» **Job**
Without the pictures, set down every line of the data exactly.

Dataset items:

• • • • • • •

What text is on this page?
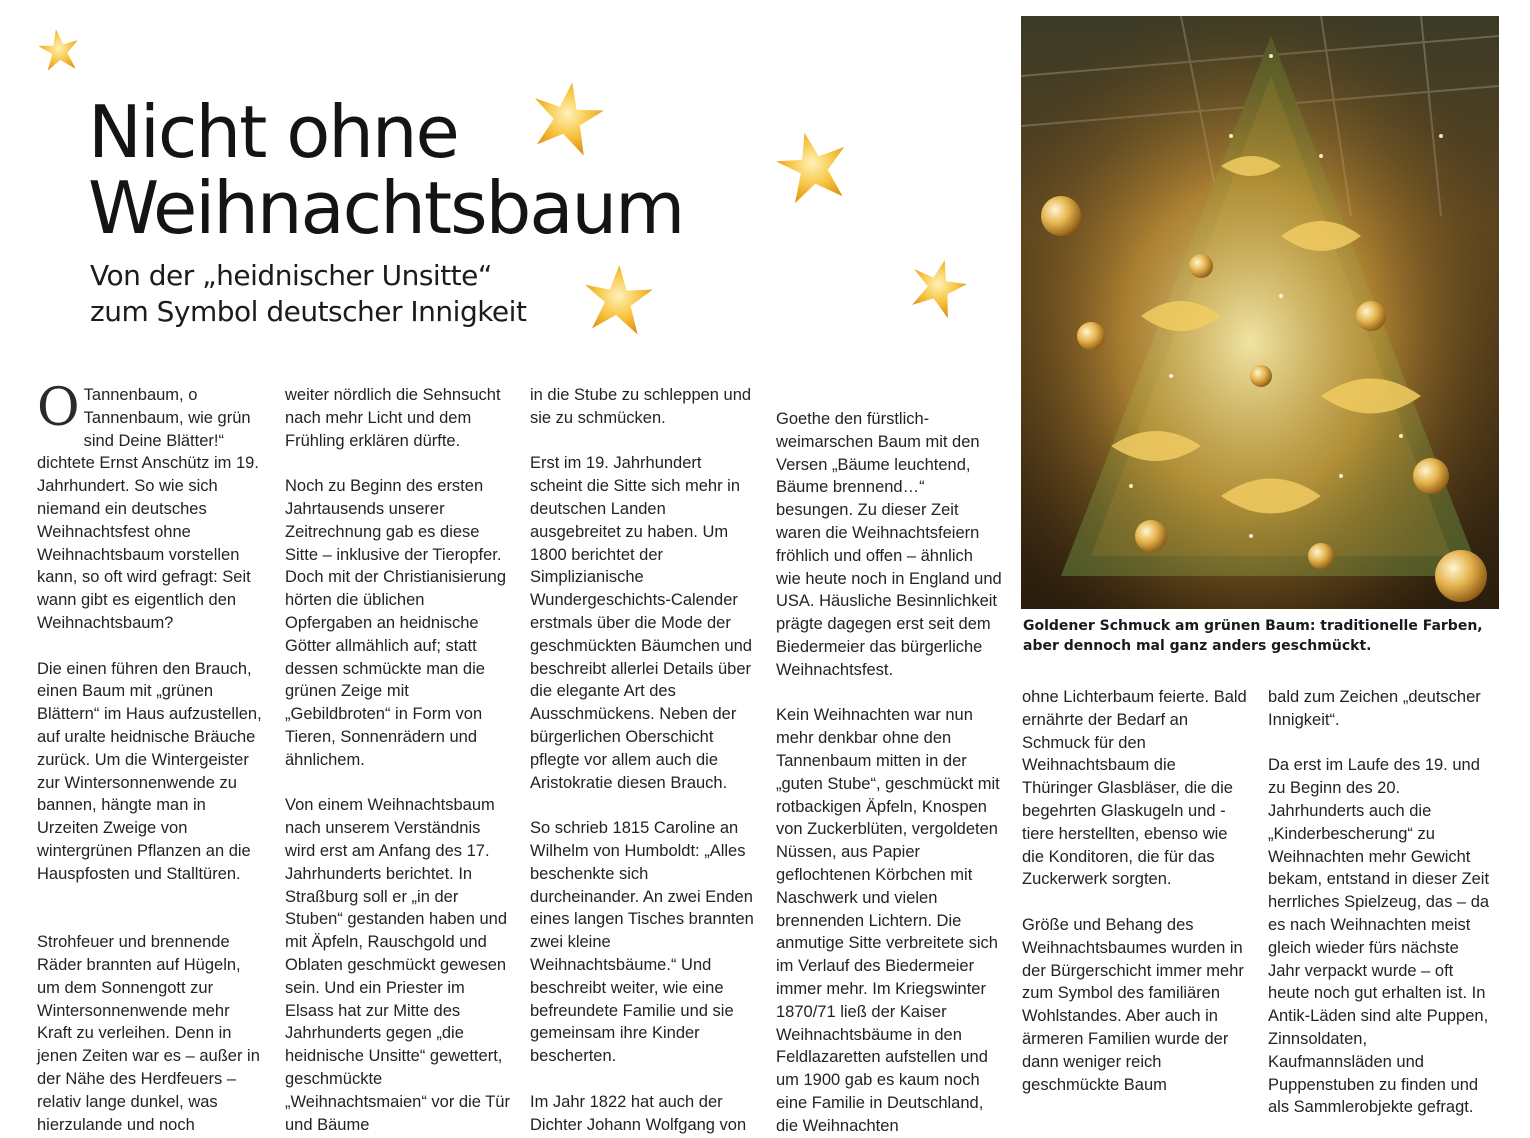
Nicht ohne
Weihnachtsbaum
Von der „heidnischer Unsitte“
zum Symbol deutscher Innigkeit

O Tannenbaum, o Tannenbaum, wie grün sind Deine Blätter!“ dichtete Ernst Anschütz im 19. Jahrhundert. So wie sich niemand ein deutsches Weihnachtsfest ohne Weihnachtsbaum vorstellen kann, so oft wird gefragt: Seit wann gibt es eigentlich den Weihnachtsbaum?

Die einen führen den Brauch, einen Baum mit „grünen Blättern“ im Haus aufzustellen, auf uralte heidnische Bräuche zurück. Um die Wintergeister zur Wintersonnenwende zu bannen, hängte man in Urzeiten Zweige von wintergrünen Pflanzen an die Hauspfosten und Stalltüren.

Strohfeuer und brennende Räder brannten auf Hügeln, um dem Sonnengott zur Wintersonnenwende mehr Kraft zu verleihen. Denn in jenen Zeiten war es – außer in der Nähe des Herdfeuers – relativ lange dunkel, was hierzulande und noch

weiter nördlich die Sehnsucht nach mehr Licht und dem Frühling erklären dürfte.

Noch zu Beginn des ersten Jahrtausends unserer Zeitrechnung gab es diese Sitte – inklusive der Tieropfer. Doch mit der Christianisierung hörten die üblichen Opfergaben an heidnische Götter allmählich auf; statt dessen schmückte man die grünen Zeige mit „Gebildbroten“ in Form von Tieren, Sonnenrädern und ähnlichem.

Von einem Weihnachtsbaum nach unserem Verständnis wird erst am Anfang des 17. Jahrhunderts berichtet. In Straßburg soll er „in der Stuben“ gestanden haben und mit Äpfeln, Rauschgold und Oblaten geschmückt gewesen sein. Und ein Priester im Elsass hat zur Mitte des Jahrhunderts gegen „die heidnische Unsitte“ gewettert, geschmückte „Weihnachtsmaien“ vor die Tür und Bäume

in die Stube zu schleppen und sie zu schmücken.

Erst im 19. Jahrhundert scheint die Sitte sich mehr in deutschen Landen ausgebreitet zu haben. Um 1800 berichtet der Simplizianische Wundergeschichts-Calender erstmals über die Mode der geschmückten Bäumchen und beschreibt allerlei Details über die elegante Art des Ausschmückens. Neben der bürgerlichen Oberschicht pflegte vor allem auch die Aristokratie diesen Brauch.

So schrieb 1815 Caroline an Wilhelm von Humboldt: „Alles beschenkte sich durcheinander. An zwei Enden eines langen Tisches brannten zwei kleine Weihnachtsbäume.“ Und beschreibt weiter, wie eine befreundete Familie und sie gemeinsam ihre Kinder bescherten.

Im Jahr 1822 hat auch der Dichter Johann Wolfgang von

Goethe den fürstlich-weimarschen Baum mit den Versen „Bäume leuchtend, Bäume brennend…“ besungen. Zu dieser Zeit waren die Weihnachtsfeiern fröhlich und offen – ähnlich wie heute noch in England und USA. Häusliche Besinnlichkeit prägte dagegen erst seit dem Biedermeier das bürgerliche Weihnachtsfest.

Kein Weihnachten war nun mehr denkbar ohne den Tannenbaum mitten in der „guten Stube“, geschmückt mit rotbackigen Äpfeln, Knospen von Zuckerblüten, vergoldeten Nüssen, aus Papier geflochtenen Körbchen mit Naschwerk und vielen brennenden Lichtern. Die anmutige Sitte verbreitete sich im Verlauf des Biedermeier immer mehr. Im Kriegswinter 1870/71 ließ der Kaiser Weihnachtsbäume in den Feldlazaretten aufstellen und um 1900 gab es kaum noch eine Familie in Deutschland, die Weihnachten

ohne Lichterbaum feierte. Bald ernährte der Bedarf an Schmuck für den Weihnachtsbaum die Thüringer Glasbläser, die die begehrten Glaskugeln und -tiere herstellten, ebenso wie die Konditoren, die für das Zuckerwerk sorgten.

Größe und Behang des Weihnachtsbaumes wurden in der Bürgerschicht immer mehr zum Symbol des familiären Wohlstandes. Aber auch in ärmeren Familien wurde der dann weniger reich geschmückte Baum

bald zum Zeichen „deutscher Innigkeit“.

Da erst im Laufe des 19. und zu Beginn des 20. Jahrhunderts auch die „Kinderbescherung“ zu Weihnachten mehr Gewicht bekam, entstand in dieser Zeit herrliches Spielzeug, das – da es nach Weihnachten meist gleich wieder fürs nächste Jahr verpackt wurde – oft heute noch gut erhalten ist. In Antik-Läden sind alte Puppen, Zinnsoldaten, Kaufmannsläden und Puppenstuben zu finden und als Sammlerobjekte gefragt.

Goldener Schmuck am grünen Baum: traditionelle Farben, aber dennoch mal ganz anders geschmückt.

• • • • • • •

» **Solution to this problem**
What text is on this page?
Nicht ohne
Weihnachtsbaum
Von der „heidnischer Unsitte“
zum Symbol deutscher Innigkeit

O Tannenbaum, o Tannenbaum, wie grün sind Deine Blätter!“ dichtete Ernst Anschütz im 19. Jahrhundert. So wie sich niemand ein deutsches Weihnachtsfest ohne Weihnachtsbaum vorstellen kann, so oft wird gefragt: Seit wann gibt es eigentlich den Weihnachtsbaum?

Die einen führen den Brauch, einen Baum mit „grünen Blättern“ im Haus aufzustellen, auf uralte heidnische Bräuche zurück. Um die Wintergeister zur Wintersonnenwende zu bannen, hängte man in Urzeiten Zweige von wintergrünen Pflanzen an die Hauspfosten und Stalltüren.

Strohfeuer und brennende Räder brannten auf Hügeln, um dem Sonnengott zur Wintersonnenwende mehr Kraft zu verleihen. Denn in jenen Zeiten war es – außer in der Nähe des Herdfeuers – relativ lange dunkel, was hierzulande und noch

weiter nördlich die Sehnsucht nach mehr Licht und dem Frühling erklären dürfte.

Noch zu Beginn des ersten Jahrtausends unserer Zeitrechnung gab es diese Sitte – inklusive der Tieropfer. Doch mit der Christianisierung hörten die üblichen Opfergaben an heidnische Götter allmählich auf; statt dessen schmückte man die grünen Zeige mit „Gebildbroten“ in Form von Tieren, Sonnenrädern und ähnlichem.

Von einem Weihnachtsbaum nach unserem Verständnis wird erst am Anfang des 17. Jahrhunderts berichtet. In Straßburg soll er „in der Stuben“ gestanden haben und mit Äpfeln, Rauschgold und Oblaten geschmückt gewesen sein. Und ein Priester im Elsass hat zur Mitte des Jahrhunderts gegen „die heidnische Unsitte“ gewettert, geschmückte „Weihnachtsmaien“ vor die Tür und Bäume

in die Stube zu schleppen und sie zu schmücken.

Erst im 19. Jahrhundert scheint die Sitte sich mehr in deutschen Landen ausgebreitet zu haben. Um 1800 berichtet der Simplizianische Wundergeschichts-Calender erstmals über die Mode der geschmückten Bäumchen und beschreibt allerlei Details über die elegante Art des Ausschmückens. Neben der bürgerlichen Oberschicht pflegte vor allem auch die Aristokratie diesen Brauch.

So schrieb 1815 Caroline an Wilhelm von Humboldt: „Alles beschenkte sich durcheinander. An zwei Enden eines langen Tisches brannten zwei kleine Weihnachtsbäume.“ Und beschreibt weiter, wie eine befreundete Familie und sie gemeinsam ihre Kinder bescherten.

Im Jahr 1822 hat auch der Dichter Johann Wolfgang von

Goethe den fürstlich-weimarschen Baum mit den Versen „Bäume leuchtend, Bäume brennend…“ besungen. Zu dieser Zeit waren die Weihnachtsfeiern fröhlich und offen – ähnlich wie heute noch in England und USA. Häusliche Besinnlichkeit prägte dagegen erst seit dem Biedermeier das bürgerliche Weihnachtsfest.

Kein Weihnachten war nun mehr denkbar ohne den Tannenbaum mitten in der „guten Stube“, geschmückt mit rotbackigen Äpfeln, Knospen von Zuckerblüten, vergoldeten Nüssen, aus Papier geflochtenen Körbchen mit Naschwerk und vielen brennenden Lichtern. Die anmutige Sitte verbreitete sich im Verlauf des Biedermeier immer mehr. Im Kriegswinter 1870/71 ließ der Kaiser Weihnachtsbäume in den Feldlazaretten aufstellen und um 1900 gab es kaum noch eine Familie in Deutschland, die Weihnachten

ohne Lichterbaum feierte. Bald ernährte der Bedarf an Schmuck für den Weihnachtsbaum die Thüringer Glasbläser, die die begehrten Glaskugeln und -tiere herstellten, ebenso wie die Konditoren, die für das Zuckerwerk sorgten.

Größe und Behang des Weihnachtsbaumes wurden in der Bürgerschicht immer mehr zum Symbol des familiären Wohlstandes. Aber auch in ärmeren Familien wurde der dann weniger reich geschmückte Baum

bald zum Zeichen „deutscher Innigkeit“.

Da erst im Laufe des 19. und zu Beginn des 20. Jahrhunderts auch die „Kinderbescherung“ zu Weihnachten mehr Gewicht bekam, entstand in dieser Zeit herrliches Spielzeug, das – da es nach Weihnachten meist gleich wieder fürs nächste Jahr verpackt wurde – oft heute noch gut erhalten ist. In Antik-Läden sind alte Puppen, Zinnsoldaten, Kaufmannsläden und Puppenstuben zu finden und als Sammlerobjekte gefragt.

Goldener Schmuck am grünen Baum: traditionelle Farben, aber dennoch mal ganz anders geschmückt.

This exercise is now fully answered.